▸ **EXERCISE AIM**
Transcribe the whole listing without a single picture.

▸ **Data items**
+ + + + +

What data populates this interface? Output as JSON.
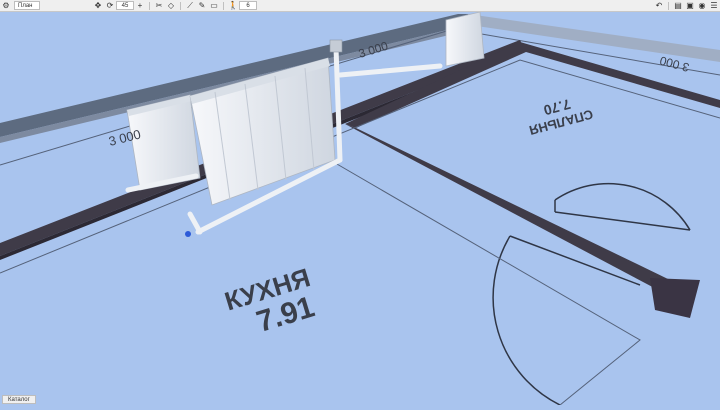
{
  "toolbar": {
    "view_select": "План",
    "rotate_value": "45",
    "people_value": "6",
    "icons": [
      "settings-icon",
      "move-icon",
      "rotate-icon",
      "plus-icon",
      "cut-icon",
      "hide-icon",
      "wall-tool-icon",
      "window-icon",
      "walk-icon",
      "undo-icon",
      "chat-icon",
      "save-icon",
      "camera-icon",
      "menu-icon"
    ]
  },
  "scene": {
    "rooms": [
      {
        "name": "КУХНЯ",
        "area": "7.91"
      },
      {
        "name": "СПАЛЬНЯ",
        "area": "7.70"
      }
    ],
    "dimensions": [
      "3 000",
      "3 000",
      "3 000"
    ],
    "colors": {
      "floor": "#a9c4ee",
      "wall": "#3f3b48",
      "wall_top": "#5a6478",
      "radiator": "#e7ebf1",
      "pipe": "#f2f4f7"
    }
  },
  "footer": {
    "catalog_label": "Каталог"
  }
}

+ + + + +

▸ **FINAL RESULT**
What data populates this interface? Output as JSON.
{
  "toolbar": {
    "view_select": "План",
    "rotate_value": "45",
    "people_value": "6",
    "icons": [
      "settings-icon",
      "move-icon",
      "rotate-icon",
      "plus-icon",
      "cut-icon",
      "hide-icon",
      "wall-tool-icon",
      "window-icon",
      "walk-icon",
      "undo-icon",
      "chat-icon",
      "save-icon",
      "camera-icon",
      "menu-icon"
    ]
  },
  "scene": {
    "rooms": [
      {
        "name": "КУХНЯ",
        "area": "7.91"
      },
      {
        "name": "СПАЛЬНЯ",
        "area": "7.70"
      }
    ],
    "dimensions": [
      "3 000",
      "3 000",
      "3 000"
    ],
    "colors": {
      "floor": "#a9c4ee",
      "wall": "#3f3b48",
      "wall_top": "#5a6478",
      "radiator": "#e7ebf1",
      "pipe": "#f2f4f7"
    }
  },
  "footer": {
    "catalog_label": "Каталог"
  }
}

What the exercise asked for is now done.